◆ Problem details ◆
Where a line holds the word "汕头市龙湖区天山路", copy that line.

◆ Available data ◆

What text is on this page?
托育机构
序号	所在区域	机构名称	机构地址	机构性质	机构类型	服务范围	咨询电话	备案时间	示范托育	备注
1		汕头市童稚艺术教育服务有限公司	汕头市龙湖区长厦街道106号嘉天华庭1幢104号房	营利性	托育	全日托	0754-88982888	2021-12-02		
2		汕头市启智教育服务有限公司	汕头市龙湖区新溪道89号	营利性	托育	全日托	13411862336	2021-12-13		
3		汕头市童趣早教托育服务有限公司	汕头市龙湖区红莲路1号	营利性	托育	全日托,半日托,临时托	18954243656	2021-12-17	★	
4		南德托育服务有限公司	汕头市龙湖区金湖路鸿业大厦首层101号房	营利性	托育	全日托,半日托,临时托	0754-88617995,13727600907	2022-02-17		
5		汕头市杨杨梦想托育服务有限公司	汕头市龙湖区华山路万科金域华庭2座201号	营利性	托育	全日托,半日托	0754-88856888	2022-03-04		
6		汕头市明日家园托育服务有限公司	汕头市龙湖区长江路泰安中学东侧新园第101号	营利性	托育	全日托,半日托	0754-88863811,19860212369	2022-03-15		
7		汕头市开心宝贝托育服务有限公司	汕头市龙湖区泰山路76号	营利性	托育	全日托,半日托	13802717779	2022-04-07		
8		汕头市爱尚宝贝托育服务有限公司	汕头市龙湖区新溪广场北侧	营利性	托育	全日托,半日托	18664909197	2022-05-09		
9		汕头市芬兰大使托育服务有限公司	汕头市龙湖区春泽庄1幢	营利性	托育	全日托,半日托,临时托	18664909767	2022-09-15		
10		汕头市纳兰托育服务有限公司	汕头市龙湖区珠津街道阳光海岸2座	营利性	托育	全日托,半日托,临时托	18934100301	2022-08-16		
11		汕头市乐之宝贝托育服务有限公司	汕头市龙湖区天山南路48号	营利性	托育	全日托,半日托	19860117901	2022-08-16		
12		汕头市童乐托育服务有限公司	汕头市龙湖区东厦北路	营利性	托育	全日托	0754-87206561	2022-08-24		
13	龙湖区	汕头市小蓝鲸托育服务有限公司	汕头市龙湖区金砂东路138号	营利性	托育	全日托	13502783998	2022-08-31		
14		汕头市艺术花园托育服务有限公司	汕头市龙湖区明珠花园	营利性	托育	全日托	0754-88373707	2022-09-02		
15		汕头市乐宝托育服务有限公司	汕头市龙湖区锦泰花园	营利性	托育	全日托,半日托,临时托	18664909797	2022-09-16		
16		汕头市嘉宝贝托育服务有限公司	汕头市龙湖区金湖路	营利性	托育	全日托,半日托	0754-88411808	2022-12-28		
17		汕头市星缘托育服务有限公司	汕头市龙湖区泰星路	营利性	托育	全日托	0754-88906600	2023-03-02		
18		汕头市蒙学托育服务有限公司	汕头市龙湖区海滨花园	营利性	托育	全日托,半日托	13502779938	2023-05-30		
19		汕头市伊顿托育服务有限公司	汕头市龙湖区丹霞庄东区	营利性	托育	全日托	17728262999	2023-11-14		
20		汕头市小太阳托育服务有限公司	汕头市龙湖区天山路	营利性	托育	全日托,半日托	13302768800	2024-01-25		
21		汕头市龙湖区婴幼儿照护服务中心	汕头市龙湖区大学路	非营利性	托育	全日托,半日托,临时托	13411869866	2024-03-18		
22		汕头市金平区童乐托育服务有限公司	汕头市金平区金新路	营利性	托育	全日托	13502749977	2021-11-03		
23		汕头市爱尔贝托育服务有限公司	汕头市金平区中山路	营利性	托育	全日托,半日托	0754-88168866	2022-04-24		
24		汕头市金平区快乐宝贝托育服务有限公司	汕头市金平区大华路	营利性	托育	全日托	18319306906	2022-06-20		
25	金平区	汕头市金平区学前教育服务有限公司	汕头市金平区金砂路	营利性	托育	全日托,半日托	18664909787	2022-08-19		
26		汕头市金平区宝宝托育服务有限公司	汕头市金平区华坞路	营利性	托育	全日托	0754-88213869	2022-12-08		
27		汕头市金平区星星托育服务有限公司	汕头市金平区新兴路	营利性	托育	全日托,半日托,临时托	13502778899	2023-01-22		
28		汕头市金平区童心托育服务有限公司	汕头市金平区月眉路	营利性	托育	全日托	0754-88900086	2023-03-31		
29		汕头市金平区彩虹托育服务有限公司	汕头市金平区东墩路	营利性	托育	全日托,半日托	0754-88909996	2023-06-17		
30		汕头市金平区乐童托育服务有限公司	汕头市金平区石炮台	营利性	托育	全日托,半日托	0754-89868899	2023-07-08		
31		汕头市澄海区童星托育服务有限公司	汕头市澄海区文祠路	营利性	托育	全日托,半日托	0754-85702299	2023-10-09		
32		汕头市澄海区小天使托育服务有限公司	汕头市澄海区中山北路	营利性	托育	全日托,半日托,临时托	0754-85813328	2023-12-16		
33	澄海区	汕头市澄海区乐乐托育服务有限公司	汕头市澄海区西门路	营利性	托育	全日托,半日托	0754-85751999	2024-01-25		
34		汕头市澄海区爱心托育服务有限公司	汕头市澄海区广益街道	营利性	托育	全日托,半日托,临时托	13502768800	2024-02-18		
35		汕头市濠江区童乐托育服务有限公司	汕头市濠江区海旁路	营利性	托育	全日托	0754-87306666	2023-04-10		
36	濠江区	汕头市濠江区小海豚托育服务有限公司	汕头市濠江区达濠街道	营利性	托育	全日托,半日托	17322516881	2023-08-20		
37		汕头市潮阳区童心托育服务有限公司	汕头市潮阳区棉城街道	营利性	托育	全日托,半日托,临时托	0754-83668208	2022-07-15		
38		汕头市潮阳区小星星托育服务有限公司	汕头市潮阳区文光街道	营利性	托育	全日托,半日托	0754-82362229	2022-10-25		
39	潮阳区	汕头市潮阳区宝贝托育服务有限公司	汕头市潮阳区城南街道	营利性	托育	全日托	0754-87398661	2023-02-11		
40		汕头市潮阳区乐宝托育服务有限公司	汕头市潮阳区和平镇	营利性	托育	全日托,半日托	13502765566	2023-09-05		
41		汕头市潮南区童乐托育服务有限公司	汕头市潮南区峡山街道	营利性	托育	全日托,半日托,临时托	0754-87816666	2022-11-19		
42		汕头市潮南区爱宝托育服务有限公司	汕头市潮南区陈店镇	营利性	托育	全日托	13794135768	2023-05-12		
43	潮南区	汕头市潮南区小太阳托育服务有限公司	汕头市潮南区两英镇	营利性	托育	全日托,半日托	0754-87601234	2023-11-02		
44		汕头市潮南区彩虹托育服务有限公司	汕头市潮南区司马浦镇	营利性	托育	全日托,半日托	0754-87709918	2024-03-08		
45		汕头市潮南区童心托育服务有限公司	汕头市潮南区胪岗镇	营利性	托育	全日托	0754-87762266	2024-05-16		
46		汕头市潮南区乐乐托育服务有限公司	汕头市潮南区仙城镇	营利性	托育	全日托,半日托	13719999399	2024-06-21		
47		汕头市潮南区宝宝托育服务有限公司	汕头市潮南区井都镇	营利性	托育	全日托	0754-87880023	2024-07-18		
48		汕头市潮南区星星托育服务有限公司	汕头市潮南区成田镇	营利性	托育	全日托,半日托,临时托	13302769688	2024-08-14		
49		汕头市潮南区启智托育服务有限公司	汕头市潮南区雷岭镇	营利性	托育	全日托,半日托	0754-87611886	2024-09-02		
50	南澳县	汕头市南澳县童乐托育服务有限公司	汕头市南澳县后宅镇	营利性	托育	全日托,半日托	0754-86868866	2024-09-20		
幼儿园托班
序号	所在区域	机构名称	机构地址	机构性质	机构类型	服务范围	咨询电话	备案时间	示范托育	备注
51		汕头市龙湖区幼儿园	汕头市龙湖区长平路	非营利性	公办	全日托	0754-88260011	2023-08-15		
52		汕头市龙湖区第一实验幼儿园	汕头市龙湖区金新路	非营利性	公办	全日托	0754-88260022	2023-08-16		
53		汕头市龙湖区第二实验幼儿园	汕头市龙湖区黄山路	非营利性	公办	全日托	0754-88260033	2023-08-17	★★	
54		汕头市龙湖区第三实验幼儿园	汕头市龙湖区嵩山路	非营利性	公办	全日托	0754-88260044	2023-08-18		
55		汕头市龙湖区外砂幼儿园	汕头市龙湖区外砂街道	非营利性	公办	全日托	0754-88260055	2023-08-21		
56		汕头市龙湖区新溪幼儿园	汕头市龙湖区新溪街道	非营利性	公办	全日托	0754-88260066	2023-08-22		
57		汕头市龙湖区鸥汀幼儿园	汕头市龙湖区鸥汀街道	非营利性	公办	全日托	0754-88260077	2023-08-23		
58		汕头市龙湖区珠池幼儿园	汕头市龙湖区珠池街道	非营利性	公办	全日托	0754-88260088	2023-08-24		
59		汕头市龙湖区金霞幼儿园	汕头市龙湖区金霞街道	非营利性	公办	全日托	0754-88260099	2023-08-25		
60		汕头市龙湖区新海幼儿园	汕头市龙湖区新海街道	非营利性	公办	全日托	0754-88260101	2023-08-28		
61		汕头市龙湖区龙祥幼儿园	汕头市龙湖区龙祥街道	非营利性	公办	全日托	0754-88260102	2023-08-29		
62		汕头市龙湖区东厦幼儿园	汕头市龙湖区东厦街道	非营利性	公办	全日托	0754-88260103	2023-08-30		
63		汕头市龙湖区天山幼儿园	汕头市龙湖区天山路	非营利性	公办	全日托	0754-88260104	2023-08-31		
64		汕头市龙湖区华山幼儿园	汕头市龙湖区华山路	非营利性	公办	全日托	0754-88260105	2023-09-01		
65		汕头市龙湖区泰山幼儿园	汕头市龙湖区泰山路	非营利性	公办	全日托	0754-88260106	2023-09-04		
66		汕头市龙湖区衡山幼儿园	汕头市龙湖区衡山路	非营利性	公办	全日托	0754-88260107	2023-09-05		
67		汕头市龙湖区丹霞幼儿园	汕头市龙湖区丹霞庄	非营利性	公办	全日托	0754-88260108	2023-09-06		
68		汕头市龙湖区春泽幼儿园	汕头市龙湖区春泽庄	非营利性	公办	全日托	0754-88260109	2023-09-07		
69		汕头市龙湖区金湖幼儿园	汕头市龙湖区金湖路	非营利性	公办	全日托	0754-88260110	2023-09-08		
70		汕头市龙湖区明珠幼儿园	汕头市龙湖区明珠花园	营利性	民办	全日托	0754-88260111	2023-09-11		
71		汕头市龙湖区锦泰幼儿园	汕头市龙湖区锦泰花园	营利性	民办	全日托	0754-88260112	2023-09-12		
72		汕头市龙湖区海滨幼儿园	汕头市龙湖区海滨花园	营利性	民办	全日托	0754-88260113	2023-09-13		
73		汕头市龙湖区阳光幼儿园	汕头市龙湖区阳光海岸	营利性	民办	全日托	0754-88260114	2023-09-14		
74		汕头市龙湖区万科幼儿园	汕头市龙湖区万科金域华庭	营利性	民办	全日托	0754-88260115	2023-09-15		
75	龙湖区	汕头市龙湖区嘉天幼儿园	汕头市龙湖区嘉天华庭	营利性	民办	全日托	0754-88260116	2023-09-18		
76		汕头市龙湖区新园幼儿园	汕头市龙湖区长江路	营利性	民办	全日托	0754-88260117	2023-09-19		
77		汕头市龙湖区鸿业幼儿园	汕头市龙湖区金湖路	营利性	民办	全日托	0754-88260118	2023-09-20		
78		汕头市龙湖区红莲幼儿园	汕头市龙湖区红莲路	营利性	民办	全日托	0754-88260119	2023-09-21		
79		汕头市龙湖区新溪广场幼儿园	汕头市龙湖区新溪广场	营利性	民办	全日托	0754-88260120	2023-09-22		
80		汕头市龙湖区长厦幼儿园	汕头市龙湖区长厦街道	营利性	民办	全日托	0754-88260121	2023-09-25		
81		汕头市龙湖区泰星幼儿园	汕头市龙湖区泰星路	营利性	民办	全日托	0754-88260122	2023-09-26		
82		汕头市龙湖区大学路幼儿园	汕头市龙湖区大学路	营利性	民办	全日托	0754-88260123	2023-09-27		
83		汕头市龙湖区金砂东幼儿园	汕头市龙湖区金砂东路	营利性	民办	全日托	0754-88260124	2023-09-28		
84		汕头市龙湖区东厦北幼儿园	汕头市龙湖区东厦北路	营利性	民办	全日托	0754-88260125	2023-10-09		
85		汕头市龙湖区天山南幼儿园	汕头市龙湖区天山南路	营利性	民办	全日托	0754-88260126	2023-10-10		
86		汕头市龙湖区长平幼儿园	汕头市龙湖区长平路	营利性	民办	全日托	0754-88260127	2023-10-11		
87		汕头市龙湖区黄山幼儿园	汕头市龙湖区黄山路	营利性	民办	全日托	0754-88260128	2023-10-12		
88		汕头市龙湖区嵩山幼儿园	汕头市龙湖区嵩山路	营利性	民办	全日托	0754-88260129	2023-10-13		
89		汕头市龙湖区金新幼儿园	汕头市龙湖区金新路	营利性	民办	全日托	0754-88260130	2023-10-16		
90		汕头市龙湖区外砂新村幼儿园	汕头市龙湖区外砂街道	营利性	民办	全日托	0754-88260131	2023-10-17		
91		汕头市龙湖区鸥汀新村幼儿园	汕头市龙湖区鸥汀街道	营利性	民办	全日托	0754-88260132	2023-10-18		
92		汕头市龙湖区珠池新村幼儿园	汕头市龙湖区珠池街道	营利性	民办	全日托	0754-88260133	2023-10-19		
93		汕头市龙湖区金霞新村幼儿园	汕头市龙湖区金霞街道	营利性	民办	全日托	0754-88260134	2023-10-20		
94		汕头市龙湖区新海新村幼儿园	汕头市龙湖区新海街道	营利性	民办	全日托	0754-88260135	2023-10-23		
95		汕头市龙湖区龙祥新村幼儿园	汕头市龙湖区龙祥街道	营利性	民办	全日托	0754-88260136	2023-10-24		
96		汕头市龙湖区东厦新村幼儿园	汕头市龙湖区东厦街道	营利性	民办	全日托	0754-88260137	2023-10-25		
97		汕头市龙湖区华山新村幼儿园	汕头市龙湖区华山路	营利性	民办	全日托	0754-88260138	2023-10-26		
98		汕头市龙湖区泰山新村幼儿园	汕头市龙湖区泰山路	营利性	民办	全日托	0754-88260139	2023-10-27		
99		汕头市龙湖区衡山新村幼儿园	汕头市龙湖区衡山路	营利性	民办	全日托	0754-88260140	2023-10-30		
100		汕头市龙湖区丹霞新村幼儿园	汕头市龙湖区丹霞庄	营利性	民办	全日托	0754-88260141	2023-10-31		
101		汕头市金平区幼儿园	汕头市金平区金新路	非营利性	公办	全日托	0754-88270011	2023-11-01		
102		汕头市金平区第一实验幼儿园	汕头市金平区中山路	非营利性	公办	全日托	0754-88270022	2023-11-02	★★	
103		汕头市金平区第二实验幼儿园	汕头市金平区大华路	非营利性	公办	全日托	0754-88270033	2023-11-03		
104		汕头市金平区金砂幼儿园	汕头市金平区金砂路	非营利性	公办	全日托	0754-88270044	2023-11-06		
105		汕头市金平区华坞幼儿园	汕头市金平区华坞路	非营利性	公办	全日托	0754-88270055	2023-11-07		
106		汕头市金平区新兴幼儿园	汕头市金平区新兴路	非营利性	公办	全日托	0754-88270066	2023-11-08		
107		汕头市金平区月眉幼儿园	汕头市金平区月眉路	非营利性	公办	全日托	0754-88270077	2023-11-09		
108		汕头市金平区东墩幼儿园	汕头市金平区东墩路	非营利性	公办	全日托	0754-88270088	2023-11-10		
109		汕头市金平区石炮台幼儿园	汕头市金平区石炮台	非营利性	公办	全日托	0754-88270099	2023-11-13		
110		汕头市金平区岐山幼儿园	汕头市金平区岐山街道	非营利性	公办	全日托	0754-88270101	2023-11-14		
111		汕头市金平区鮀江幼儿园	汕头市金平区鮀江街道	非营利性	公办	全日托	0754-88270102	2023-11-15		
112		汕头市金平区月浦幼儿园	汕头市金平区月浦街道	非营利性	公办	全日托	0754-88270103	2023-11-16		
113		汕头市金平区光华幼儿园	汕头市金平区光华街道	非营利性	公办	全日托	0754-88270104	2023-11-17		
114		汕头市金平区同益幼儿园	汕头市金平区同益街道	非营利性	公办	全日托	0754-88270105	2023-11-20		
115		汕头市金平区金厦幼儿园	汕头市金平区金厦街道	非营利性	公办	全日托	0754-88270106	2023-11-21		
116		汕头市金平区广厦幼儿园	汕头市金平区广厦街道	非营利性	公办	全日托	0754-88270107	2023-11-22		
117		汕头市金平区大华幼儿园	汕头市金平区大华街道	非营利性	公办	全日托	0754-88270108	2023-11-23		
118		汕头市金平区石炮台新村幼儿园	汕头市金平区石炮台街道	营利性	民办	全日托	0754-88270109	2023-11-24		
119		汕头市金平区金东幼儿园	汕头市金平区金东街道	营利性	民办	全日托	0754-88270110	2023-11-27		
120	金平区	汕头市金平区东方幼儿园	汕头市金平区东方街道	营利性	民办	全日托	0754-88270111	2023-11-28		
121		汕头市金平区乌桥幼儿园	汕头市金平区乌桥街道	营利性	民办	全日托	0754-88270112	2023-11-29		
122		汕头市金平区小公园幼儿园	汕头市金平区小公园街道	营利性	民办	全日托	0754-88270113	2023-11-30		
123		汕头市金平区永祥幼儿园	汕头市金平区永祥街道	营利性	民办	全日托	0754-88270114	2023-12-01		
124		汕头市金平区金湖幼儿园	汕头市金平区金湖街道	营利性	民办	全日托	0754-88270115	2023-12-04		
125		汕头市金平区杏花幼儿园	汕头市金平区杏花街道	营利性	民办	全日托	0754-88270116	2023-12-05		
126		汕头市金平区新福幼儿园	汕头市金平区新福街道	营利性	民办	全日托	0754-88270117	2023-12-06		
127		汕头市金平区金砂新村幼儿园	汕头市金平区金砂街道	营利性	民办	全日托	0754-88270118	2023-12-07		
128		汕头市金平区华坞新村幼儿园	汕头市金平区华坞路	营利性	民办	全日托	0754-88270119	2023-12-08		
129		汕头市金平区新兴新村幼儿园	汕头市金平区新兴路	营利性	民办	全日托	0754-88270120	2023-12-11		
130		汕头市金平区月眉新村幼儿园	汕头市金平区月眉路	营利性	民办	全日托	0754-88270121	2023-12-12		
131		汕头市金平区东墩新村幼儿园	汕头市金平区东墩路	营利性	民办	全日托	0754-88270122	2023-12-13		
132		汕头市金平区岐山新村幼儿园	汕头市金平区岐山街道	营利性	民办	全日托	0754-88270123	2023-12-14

◆ Worked answer ◆
20		汕头市小太阳托育服务有限公司	汕头市龙湖区天山路	营利性	托育	全日托,半日托	13302768800	2024-01-25		
63		汕头市龙湖区天山幼儿园	汕头市龙湖区天山路	非营利性	公办	全日托	0754-88260104	2023-08-31		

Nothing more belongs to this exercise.